RECORDED DATA:
** Begin **

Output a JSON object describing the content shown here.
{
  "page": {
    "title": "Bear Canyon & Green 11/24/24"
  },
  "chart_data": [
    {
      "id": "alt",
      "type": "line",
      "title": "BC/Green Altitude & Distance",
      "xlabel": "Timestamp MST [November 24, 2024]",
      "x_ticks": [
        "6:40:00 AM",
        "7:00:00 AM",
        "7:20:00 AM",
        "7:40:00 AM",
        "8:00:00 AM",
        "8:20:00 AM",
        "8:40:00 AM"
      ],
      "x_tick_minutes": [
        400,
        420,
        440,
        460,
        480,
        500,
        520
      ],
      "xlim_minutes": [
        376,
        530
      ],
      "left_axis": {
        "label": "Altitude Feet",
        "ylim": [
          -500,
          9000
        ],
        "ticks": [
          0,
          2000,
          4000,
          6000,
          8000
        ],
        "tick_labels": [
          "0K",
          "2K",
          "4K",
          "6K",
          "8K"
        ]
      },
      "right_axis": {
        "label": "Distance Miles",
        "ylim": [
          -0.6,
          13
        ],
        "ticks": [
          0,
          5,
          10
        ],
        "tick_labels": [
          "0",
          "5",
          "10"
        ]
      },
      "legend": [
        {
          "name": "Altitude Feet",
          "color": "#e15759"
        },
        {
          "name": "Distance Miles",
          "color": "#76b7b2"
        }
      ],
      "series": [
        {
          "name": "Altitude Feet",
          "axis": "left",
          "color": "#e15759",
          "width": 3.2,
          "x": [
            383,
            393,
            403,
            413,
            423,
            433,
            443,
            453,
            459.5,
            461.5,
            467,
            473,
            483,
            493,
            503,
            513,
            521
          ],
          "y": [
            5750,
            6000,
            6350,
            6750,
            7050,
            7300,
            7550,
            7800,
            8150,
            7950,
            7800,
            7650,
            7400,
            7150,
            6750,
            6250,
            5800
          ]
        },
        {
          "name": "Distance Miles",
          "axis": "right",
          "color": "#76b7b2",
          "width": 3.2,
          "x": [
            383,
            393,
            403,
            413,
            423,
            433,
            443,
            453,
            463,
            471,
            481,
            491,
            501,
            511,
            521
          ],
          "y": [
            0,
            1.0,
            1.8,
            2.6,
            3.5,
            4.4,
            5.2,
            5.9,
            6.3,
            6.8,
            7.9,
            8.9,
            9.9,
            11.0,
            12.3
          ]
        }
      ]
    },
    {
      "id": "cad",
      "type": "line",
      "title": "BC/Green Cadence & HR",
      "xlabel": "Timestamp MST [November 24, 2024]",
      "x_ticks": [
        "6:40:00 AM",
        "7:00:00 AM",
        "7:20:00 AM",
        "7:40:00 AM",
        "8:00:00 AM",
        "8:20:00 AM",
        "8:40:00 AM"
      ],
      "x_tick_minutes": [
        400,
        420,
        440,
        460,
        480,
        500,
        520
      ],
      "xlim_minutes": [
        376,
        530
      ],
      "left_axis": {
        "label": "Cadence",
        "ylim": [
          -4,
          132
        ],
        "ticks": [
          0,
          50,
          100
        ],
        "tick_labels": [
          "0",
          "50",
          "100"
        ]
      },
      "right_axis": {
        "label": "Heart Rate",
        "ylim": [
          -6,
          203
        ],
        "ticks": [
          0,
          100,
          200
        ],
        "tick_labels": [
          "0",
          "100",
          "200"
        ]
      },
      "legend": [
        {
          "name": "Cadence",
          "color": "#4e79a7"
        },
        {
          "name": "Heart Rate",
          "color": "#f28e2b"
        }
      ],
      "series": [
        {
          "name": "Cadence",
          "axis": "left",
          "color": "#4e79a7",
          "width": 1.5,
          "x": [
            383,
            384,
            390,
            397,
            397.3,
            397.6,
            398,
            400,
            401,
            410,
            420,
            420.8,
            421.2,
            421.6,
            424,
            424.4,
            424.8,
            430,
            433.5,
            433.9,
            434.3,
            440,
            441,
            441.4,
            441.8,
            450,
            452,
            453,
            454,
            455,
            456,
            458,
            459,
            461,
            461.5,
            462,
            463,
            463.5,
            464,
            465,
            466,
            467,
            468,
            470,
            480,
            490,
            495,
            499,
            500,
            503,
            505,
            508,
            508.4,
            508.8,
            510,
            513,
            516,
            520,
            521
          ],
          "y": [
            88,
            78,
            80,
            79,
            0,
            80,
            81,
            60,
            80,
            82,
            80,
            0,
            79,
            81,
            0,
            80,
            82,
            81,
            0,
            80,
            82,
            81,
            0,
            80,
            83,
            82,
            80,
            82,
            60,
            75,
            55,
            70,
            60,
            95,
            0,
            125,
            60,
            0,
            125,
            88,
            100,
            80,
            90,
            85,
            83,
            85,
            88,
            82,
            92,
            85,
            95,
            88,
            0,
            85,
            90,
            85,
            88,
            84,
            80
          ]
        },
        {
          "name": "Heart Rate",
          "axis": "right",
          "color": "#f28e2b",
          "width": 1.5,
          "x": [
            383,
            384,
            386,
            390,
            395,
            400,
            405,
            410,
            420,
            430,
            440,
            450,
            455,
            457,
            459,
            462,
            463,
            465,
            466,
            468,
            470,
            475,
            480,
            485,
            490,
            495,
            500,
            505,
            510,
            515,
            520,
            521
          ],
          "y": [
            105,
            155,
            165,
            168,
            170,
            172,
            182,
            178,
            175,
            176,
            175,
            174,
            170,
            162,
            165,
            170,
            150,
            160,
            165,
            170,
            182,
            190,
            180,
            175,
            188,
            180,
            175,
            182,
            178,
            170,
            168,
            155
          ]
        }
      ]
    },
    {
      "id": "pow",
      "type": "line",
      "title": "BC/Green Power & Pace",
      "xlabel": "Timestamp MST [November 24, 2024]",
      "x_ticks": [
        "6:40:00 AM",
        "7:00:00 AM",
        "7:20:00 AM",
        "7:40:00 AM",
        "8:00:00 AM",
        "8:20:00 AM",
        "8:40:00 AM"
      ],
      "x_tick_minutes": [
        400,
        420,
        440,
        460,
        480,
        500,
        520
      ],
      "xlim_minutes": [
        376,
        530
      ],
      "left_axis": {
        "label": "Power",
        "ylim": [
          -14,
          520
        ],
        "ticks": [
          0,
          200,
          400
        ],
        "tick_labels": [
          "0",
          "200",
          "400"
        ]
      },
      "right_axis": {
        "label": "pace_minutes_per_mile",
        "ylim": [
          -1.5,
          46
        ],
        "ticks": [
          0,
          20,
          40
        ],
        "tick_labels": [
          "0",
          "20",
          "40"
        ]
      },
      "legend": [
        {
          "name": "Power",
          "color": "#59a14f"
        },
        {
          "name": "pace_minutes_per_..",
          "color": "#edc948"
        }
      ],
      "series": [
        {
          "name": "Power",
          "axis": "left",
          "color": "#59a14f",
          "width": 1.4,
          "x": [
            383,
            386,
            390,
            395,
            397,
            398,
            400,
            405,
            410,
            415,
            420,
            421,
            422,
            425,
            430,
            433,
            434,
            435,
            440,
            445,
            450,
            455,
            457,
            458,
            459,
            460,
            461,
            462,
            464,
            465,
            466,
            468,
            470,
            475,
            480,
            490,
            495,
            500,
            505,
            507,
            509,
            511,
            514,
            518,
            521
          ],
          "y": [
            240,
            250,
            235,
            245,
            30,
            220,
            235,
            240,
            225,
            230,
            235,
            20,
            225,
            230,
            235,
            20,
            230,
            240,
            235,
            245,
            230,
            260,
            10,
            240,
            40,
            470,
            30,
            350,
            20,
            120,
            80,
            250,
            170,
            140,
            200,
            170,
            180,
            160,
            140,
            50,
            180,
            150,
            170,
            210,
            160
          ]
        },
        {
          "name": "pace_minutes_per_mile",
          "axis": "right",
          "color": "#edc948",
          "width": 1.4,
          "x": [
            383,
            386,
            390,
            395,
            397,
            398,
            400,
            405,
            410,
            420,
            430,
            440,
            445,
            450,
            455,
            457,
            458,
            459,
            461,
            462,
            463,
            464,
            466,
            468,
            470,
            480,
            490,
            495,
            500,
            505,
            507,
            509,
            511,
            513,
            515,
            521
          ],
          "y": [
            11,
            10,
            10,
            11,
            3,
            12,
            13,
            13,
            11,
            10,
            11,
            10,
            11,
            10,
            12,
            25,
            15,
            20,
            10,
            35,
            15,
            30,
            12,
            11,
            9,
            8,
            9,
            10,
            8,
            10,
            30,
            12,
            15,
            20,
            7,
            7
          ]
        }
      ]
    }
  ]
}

** End **

SET TASK:
Filter the records down to the lines that contain the string "color", and copy those lines.

EXERCISE RESULT:
          "color": "#e15759"
          "color": "#76b7b2"
          "color": "#e15759",
          "color": "#76b7b2",
          "color": "#4e79a7"
          "color": "#f28e2b"
          "color": "#4e79a7",
          "color": "#f28e2b",
          "color": "#59a14f"
          "color": "#edc948"
          "color": "#59a14f",
          "color": "#edc948",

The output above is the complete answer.